## What to produce
Your task is to reproduce the material exactly.

## Extracted records
⟨
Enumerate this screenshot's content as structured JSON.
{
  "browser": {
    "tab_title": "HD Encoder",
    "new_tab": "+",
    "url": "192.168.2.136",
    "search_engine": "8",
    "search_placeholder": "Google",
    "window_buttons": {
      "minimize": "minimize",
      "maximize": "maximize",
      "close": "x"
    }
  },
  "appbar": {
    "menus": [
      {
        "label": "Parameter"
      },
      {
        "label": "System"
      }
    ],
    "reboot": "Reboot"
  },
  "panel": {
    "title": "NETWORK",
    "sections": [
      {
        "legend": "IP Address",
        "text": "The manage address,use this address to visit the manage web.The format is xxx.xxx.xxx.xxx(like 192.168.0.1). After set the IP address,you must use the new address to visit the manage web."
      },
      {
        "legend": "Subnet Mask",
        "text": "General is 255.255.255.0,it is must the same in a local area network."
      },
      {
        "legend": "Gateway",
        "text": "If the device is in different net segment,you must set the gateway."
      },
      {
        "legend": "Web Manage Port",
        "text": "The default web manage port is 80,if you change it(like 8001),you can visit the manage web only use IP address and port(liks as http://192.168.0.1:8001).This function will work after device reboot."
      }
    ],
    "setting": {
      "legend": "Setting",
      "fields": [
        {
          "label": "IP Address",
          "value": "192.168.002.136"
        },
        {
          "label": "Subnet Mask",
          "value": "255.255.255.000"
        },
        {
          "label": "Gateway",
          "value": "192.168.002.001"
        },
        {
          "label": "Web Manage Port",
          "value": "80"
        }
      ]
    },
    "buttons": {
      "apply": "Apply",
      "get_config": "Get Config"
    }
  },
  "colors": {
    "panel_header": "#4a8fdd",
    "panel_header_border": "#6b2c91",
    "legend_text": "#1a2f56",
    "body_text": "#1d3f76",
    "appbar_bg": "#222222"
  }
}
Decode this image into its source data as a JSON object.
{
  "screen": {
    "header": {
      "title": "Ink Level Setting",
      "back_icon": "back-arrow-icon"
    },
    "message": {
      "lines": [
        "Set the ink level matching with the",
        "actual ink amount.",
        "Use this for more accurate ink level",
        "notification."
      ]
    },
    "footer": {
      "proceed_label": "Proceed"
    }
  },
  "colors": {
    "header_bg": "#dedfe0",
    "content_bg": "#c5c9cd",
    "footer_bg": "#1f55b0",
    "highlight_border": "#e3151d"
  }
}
⟩
## Final answer
Enumerate this screenshot's content as structured JSON.
{
  "browser": {
    "tab_title": "HD Encoder",
    "new_tab": "+",
    "url": "192.168.2.136",
    "search_engine": "8",
    "search_placeholder": "Google",
    "window_buttons": {
      "minimize": "minimize",
      "maximize": "maximize",
      "close": "x"
    }
  },
  "appbar": {
    "menus": [
      {
        "label": "Parameter"
      },
      {
        "label": "System"
      }
    ],
    "reboot": "Reboot"
  },
  "panel": {
    "title": "NETWORK",
    "sections": [
      {
        "legend": "IP Address",
        "text": "The manage address,use this address to visit the manage web.The format is xxx.xxx.xxx.xxx(like 192.168.0.1). After set the IP address,you must use the new address to visit the manage web."
      },
      {
        "legend": "Subnet Mask",
        "text": "General is 255.255.255.0,it is must the same in a local area network."
      },
      {
        "legend": "Gateway",
        "text": "If the device is in different net segment,you must set the gateway."
      },
      {
        "legend": "Web Manage Port",
        "text": "The default web manage port is 80,if you change it(like 8001),you can visit the manage web only use IP address and port(liks as http://192.168.0.1:8001).This function will work after device reboot."
      }
    ],
    "setting": {
      "legend": "Setting",
      "fields": [
        {
          "label": "IP Address",
          "value": "192.168.002.136"
        },
        {
          "label": "Subnet Mask",
          "value": "255.255.255.000"
        },
        {
          "label": "Gateway",
          "value": "192.168.002.001"
        },
        {
          "label": "Web Manage Port",
          "value": "80"
        }
      ]
    },
    "buttons": {
      "apply": "Apply",
      "get_config": "Get Config"
    }
  },
  "colors": {
    "panel_header": "#4a8fdd",
    "panel_header_border": "#6b2c91",
    "legend_text": "#1a2f56",
    "body_text": "#1d3f76",
    "appbar_bg": "#222222"
  }
}
Decode this image into its source data as a JSON object.
{
  "screen": {
    "header": {
      "title": "Ink Level Setting",
      "back_icon": "back-arrow-icon"
    },
    "message": {
      "lines": [
        "Set the ink level matching with the",
        "actual ink amount.",
        "Use this for more accurate ink level",
        "notification."
      ]
    },
    "footer": {
      "proceed_label": "Proceed"
    }
  },
  "colors": {
    "header_bg": "#dedfe0",
    "content_bg": "#c5c9cd",
    "footer_bg": "#1f55b0",
    "highlight_border": "#e3151d"
  }
}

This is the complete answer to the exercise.